| What is being asked |
Rewrite the lines starting at the very first one and ending at the line that contains "legend-labels-strip: 0.1 0.2", putting "color-swatch" wherever "legend-swatch" appears and leaving everything else unchanged. Give back only those lines.

↓

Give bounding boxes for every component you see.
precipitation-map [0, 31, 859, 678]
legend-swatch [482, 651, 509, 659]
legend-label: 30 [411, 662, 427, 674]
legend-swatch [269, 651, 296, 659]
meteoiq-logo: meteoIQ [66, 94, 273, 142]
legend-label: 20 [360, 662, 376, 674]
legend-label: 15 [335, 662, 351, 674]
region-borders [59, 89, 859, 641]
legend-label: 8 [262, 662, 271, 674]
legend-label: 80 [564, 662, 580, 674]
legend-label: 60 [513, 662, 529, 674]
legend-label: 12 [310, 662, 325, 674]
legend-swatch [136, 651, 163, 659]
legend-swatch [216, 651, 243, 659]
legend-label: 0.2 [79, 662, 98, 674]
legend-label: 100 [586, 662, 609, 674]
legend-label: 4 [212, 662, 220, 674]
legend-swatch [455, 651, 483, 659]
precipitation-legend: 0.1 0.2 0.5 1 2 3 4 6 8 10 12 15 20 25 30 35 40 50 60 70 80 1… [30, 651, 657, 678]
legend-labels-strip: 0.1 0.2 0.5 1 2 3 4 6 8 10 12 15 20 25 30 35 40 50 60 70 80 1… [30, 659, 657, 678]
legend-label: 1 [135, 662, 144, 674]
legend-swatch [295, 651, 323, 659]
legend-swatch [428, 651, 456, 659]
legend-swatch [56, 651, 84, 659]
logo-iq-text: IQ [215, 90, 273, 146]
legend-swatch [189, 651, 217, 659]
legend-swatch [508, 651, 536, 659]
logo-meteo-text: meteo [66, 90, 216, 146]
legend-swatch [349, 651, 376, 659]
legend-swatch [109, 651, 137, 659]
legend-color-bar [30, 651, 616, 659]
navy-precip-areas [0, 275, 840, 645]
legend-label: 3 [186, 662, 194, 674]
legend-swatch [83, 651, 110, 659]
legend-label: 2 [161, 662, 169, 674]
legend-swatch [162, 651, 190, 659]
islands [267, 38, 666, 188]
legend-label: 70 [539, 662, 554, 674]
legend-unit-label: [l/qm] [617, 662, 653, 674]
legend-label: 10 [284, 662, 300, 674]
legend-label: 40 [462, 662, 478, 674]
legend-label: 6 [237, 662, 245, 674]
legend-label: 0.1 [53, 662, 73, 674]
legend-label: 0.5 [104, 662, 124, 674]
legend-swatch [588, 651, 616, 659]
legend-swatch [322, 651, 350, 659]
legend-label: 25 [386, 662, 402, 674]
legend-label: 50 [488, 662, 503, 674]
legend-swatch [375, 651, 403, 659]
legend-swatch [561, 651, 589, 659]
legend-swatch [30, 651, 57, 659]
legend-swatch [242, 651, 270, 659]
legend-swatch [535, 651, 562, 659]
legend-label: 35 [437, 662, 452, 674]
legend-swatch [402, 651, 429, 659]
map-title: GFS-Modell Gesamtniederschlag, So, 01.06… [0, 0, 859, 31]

↑

| The completed task |
Give bounding boxes for every component you see.
precipitation-map [0, 31, 859, 678]
color-swatch [482, 651, 509, 659]
legend-label: 30 [411, 662, 427, 674]
color-swatch [269, 651, 296, 659]
meteoiq-logo: meteoIQ [66, 94, 273, 142]
legend-label: 20 [360, 662, 376, 674]
legend-label: 15 [335, 662, 351, 674]
region-borders [59, 89, 859, 641]
legend-label: 8 [262, 662, 271, 674]
legend-label: 80 [564, 662, 580, 674]
legend-label: 60 [513, 662, 529, 674]
legend-label: 12 [310, 662, 325, 674]
color-swatch [136, 651, 163, 659]
color-swatch [216, 651, 243, 659]
legend-label: 0.2 [79, 662, 98, 674]
legend-label: 100 [586, 662, 609, 674]
legend-label: 4 [212, 662, 220, 674]
color-swatch [455, 651, 483, 659]
precipitation-legend: 0.1 0.2 0.5 1 2 3 4 6 8 10 12 15 20 25 30 35 40 50 60 70 80 1… [30, 651, 657, 678]
legend-labels-strip: 0.1 0.2 0.5 1 2 3 4 6 8 10 12 15 20 25 30 35 40 50 60 70 80 1… [30, 659, 657, 678]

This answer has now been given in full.